Please rewrite the listing below, changing every "surface-cell" to "surface-patch" and leaving everything else as it is.

=== Extracted records ===

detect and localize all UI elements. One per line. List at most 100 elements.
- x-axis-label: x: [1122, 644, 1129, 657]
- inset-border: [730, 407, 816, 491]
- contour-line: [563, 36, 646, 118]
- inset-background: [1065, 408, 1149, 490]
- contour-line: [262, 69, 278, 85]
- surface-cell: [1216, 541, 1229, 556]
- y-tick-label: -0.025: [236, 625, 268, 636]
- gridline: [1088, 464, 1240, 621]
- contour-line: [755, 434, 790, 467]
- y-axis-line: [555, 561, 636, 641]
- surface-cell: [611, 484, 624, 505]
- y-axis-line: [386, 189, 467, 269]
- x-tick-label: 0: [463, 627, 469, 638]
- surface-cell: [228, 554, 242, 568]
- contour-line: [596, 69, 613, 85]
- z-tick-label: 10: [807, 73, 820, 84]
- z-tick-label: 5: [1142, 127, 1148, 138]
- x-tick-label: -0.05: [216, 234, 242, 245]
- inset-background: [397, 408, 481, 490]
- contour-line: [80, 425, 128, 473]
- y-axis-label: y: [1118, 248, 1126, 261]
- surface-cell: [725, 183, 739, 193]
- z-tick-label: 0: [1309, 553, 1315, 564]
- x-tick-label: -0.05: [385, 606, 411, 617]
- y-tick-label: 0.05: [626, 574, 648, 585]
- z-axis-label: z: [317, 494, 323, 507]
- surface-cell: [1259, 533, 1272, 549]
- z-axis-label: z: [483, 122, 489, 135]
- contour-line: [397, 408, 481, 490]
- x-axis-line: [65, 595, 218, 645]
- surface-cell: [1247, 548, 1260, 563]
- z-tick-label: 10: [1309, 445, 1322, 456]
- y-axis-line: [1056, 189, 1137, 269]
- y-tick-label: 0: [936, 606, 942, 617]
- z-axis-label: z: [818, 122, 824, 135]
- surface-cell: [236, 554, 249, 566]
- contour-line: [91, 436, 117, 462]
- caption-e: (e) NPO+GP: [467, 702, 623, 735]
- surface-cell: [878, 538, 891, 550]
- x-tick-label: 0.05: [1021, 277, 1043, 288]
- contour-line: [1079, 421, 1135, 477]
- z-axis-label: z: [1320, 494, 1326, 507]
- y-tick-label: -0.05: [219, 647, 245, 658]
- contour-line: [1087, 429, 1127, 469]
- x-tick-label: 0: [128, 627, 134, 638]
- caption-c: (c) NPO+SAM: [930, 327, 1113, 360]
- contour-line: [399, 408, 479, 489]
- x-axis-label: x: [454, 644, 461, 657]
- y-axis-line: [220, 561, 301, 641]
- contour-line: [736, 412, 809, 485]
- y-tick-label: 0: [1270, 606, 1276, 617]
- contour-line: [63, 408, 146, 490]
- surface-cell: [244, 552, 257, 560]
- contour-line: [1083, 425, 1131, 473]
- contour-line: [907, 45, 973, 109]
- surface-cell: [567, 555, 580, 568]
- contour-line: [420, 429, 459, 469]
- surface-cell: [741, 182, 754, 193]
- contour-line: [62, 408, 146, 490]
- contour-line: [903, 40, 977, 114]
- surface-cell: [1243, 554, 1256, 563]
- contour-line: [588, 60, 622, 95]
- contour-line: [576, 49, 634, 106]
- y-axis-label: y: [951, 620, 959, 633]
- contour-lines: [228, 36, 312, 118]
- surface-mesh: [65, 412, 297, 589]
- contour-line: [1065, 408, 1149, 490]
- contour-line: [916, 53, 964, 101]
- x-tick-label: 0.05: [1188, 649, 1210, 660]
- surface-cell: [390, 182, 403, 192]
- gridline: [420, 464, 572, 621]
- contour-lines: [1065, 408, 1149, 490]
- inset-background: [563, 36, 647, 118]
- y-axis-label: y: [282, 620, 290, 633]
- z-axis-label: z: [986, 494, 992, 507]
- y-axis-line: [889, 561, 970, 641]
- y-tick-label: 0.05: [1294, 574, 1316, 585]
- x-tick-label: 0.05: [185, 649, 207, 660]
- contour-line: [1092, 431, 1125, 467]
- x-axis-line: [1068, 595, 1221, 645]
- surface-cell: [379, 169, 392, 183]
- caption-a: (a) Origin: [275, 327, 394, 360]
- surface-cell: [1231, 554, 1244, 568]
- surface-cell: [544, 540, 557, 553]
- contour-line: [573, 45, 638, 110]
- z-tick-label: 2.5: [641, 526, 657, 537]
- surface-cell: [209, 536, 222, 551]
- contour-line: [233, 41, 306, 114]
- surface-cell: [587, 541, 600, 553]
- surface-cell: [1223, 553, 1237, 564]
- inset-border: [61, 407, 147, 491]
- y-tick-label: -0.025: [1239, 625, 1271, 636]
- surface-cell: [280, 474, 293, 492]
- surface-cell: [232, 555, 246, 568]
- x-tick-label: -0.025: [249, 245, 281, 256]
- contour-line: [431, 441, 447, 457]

===

Exercise output
detect and localize all UI elements. One per line. List at most 100 elements.
- x-axis-label: x: [1122, 644, 1129, 657]
- inset-border: [730, 407, 816, 491]
- contour-line: [563, 36, 646, 118]
- inset-background: [1065, 408, 1149, 490]
- contour-line: [262, 69, 278, 85]
- surface-patch: [1216, 541, 1229, 556]
- y-tick-label: -0.025: [236, 625, 268, 636]
- gridline: [1088, 464, 1240, 621]
- contour-line: [755, 434, 790, 467]
- y-axis-line: [555, 561, 636, 641]
- surface-patch: [611, 484, 624, 505]
- y-axis-line: [386, 189, 467, 269]
- x-tick-label: 0: [463, 627, 469, 638]
- surface-patch: [228, 554, 242, 568]
- contour-line: [596, 69, 613, 85]
- z-tick-label: 10: [807, 73, 820, 84]
- z-tick-label: 5: [1142, 127, 1148, 138]
- x-tick-label: -0.05: [216, 234, 242, 245]
- inset-background: [397, 408, 481, 490]
- contour-line: [80, 425, 128, 473]
- y-axis-label: y: [1118, 248, 1126, 261]
- surface-patch: [725, 183, 739, 193]
- z-tick-label: 0: [1309, 553, 1315, 564]
- x-tick-label: -0.05: [385, 606, 411, 617]
- y-tick-label: 0.05: [626, 574, 648, 585]
- z-axis-label: z: [317, 494, 323, 507]
- surface-patch: [1259, 533, 1272, 549]
- z-axis-label: z: [483, 122, 489, 135]
- contour-line: [397, 408, 481, 490]
- x-axis-line: [65, 595, 218, 645]
- surface-patch: [1247, 548, 1260, 563]
- z-tick-label: 10: [1309, 445, 1322, 456]
- y-axis-line: [1056, 189, 1137, 269]
- y-tick-label: 0: [936, 606, 942, 617]
- z-axis-label: z: [818, 122, 824, 135]
- surface-patch: [236, 554, 249, 566]
- contour-line: [91, 436, 117, 462]
- caption-e: (e) NPO+GP: [467, 702, 623, 735]
- surface-patch: [878, 538, 891, 550]
- x-tick-label: 0.05: [1021, 277, 1043, 288]
- contour-line: [1079, 421, 1135, 477]
- z-axis-label: z: [1320, 494, 1326, 507]
- y-tick-label: -0.05: [219, 647, 245, 658]
- contour-line: [1087, 429, 1127, 469]
- x-tick-label: 0: [128, 627, 134, 638]
- caption-c: (c) NPO+SAM: [930, 327, 1113, 360]
- contour-line: [399, 408, 479, 489]
- x-axis-label: x: [454, 644, 461, 657]
- y-axis-line: [220, 561, 301, 641]
- contour-line: [736, 412, 809, 485]
- y-tick-label: 0: [1270, 606, 1276, 617]
- contour-line: [63, 408, 146, 490]
- surface-patch: [244, 552, 257, 560]
- contour-line: [1083, 425, 1131, 473]
- contour-line: [907, 45, 973, 109]
- surface-patch: [567, 555, 580, 568]
- contour-line: [420, 429, 459, 469]
- surface-patch: [741, 182, 754, 193]
- contour-line: [62, 408, 146, 490]
- contour-line: [903, 40, 977, 114]
- surface-patch: [1243, 554, 1256, 563]
- contour-line: [588, 60, 622, 95]
- contour-line: [576, 49, 634, 106]
- y-axis-label: y: [951, 620, 959, 633]
- contour-lines: [228, 36, 312, 118]
- surface-mesh: [65, 412, 297, 589]
- contour-line: [1065, 408, 1149, 490]
- contour-line: [916, 53, 964, 101]
- x-tick-label: 0.05: [1188, 649, 1210, 660]
- surface-patch: [390, 182, 403, 192]
- gridline: [420, 464, 572, 621]
- contour-lines: [1065, 408, 1149, 490]
- inset-background: [563, 36, 647, 118]
- y-axis-label: y: [282, 620, 290, 633]
- z-axis-label: z: [986, 494, 992, 507]
- y-axis-line: [889, 561, 970, 641]
- y-tick-label: 0.05: [1294, 574, 1316, 585]
- x-tick-label: 0.05: [185, 649, 207, 660]
- contour-line: [1092, 431, 1125, 467]
- x-axis-line: [1068, 595, 1221, 645]
- surface-patch: [379, 169, 392, 183]
- caption-a: (a) Origin: [275, 327, 394, 360]
- surface-patch: [1231, 554, 1244, 568]
- surface-patch: [544, 540, 557, 553]
- contour-line: [573, 45, 638, 110]
- z-tick-label: 2.5: [641, 526, 657, 537]
- surface-patch: [209, 536, 222, 551]
- contour-line: [233, 41, 306, 114]
- surface-patch: [587, 541, 600, 553]
- surface-patch: [1223, 553, 1237, 564]
- inset-border: [61, 407, 147, 491]
- y-tick-label: -0.025: [1239, 625, 1271, 636]
- surface-patch: [280, 474, 293, 492]
- surface-patch: [232, 555, 246, 568]
- x-tick-label: -0.025: [249, 245, 281, 256]
- contour-line: [431, 441, 447, 457]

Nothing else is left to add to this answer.